%%

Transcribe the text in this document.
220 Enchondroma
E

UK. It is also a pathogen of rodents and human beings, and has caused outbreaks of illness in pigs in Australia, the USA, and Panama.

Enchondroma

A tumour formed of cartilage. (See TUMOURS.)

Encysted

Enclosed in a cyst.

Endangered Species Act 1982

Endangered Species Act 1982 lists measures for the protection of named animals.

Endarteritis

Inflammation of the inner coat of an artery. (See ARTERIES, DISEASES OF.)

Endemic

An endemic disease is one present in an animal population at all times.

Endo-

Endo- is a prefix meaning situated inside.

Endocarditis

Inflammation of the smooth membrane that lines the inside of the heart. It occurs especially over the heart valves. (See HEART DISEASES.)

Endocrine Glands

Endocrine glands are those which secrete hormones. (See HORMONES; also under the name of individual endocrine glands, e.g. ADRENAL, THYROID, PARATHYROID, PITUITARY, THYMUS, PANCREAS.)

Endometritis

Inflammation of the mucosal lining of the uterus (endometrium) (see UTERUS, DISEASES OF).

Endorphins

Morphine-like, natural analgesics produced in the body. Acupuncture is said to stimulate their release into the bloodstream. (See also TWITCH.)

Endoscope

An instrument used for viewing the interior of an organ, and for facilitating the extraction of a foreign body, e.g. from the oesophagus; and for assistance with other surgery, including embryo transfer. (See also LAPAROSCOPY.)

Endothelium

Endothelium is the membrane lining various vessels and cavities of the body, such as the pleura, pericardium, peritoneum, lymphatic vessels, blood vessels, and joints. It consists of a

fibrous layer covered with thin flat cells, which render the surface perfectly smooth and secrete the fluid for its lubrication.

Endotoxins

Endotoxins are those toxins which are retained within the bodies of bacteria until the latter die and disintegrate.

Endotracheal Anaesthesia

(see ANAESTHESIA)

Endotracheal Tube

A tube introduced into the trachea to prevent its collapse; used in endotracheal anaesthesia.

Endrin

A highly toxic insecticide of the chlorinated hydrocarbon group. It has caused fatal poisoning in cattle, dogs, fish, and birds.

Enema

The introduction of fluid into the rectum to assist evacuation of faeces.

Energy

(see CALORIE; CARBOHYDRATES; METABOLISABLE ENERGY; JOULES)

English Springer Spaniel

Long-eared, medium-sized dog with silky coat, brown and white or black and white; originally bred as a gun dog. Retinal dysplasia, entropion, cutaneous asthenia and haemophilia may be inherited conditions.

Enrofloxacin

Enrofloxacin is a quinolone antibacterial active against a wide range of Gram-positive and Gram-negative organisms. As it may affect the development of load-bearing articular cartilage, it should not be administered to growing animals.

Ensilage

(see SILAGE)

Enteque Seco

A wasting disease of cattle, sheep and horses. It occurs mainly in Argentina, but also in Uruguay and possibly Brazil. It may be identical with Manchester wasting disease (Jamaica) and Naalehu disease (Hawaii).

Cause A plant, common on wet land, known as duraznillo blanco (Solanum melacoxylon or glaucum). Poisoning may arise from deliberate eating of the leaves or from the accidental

%%

#### [Your goal]
Whatever the material above holds, copy it over exactly, line by line.

#### [Result of this task]
Transcribe the text in this document.
220 Enchondroma
E

UK. It is also a pathogen of rodents and human beings, and has caused outbreaks of illness in pigs in Australia, the USA, and Panama.

Enchondroma

A tumour formed of cartilage. (See TUMOURS.)

Encysted

Enclosed in a cyst.

Endangered Species Act 1982

Endangered Species Act 1982 lists measures for the protection of named animals.

Endarteritis

Inflammation of the inner coat of an artery. (See ARTERIES, DISEASES OF.)

Endemic

An endemic disease is one present in an animal population at all times.

Endo-

Endo- is a prefix meaning situated inside.

Endocarditis

Inflammation of the smooth membrane that lines the inside of the heart. It occurs especially over the heart valves. (See HEART DISEASES.)

Endocrine Glands

Endocrine glands are those which secrete hormones. (See HORMONES; also under the name of individual endocrine glands, e.g. ADRENAL, THYROID, PARATHYROID, PITUITARY, THYMUS, PANCREAS.)

Endometritis

Inflammation of the mucosal lining of the uterus (endometrium) (see UTERUS, DISEASES OF).

Endorphins

Morphine-like, natural analgesics produced in the body. Acupuncture is said to stimulate their release into the bloodstream. (See also TWITCH.)

Endoscope

An instrument used for viewing the interior of an organ, and for facilitating the extraction of a foreign body, e.g. from the oesophagus; and for assistance with other surgery, including embryo transfer. (See also LAPAROSCOPY.)

Endothelium

Endothelium is the membrane lining various vessels and cavities of the body, such as the pleura, pericardium, peritoneum, lymphatic vessels, blood vessels, and joints. It consists of a

fibrous layer covered with thin flat cells, which render the surface perfectly smooth and secrete the fluid for its lubrication.

Endotoxins

Endotoxins are those toxins which are retained within the bodies of bacteria until the latter die and disintegrate.

Endotracheal Anaesthesia

(see ANAESTHESIA)

Endotracheal Tube

A tube introduced into the trachea to prevent its collapse; used in endotracheal anaesthesia.

Endrin

A highly toxic insecticide of the chlorinated hydrocarbon group. It has caused fatal poisoning in cattle, dogs, fish, and birds.

Enema

The introduction of fluid into the rectum to assist evacuation of faeces.

Energy

(see CALORIE; CARBOHYDRATES; METABOLISABLE ENERGY; JOULES)

English Springer Spaniel

Long-eared, medium-sized dog with silky coat, brown and white or black and white; originally bred as a gun dog. Retinal dysplasia, entropion, cutaneous asthenia and haemophilia may be inherited conditions.

Enrofloxacin

Enrofloxacin is a quinolone antibacterial active against a wide range of Gram-positive and Gram-negative organisms. As it may affect the development of load-bearing articular cartilage, it should not be administered to growing animals.

Ensilage

(see SILAGE)

Enteque Seco

A wasting disease of cattle, sheep and horses. It occurs mainly in Argentina, but also in Uruguay and possibly Brazil. It may be identical with Manchester wasting disease (Jamaica) and Naalehu disease (Hawaii).

Cause A plant, common on wet land, known as duraznillo blanco (Solanum melacoxylon or glaucum). Poisoning may arise from deliberate eating of the leaves or from the accidental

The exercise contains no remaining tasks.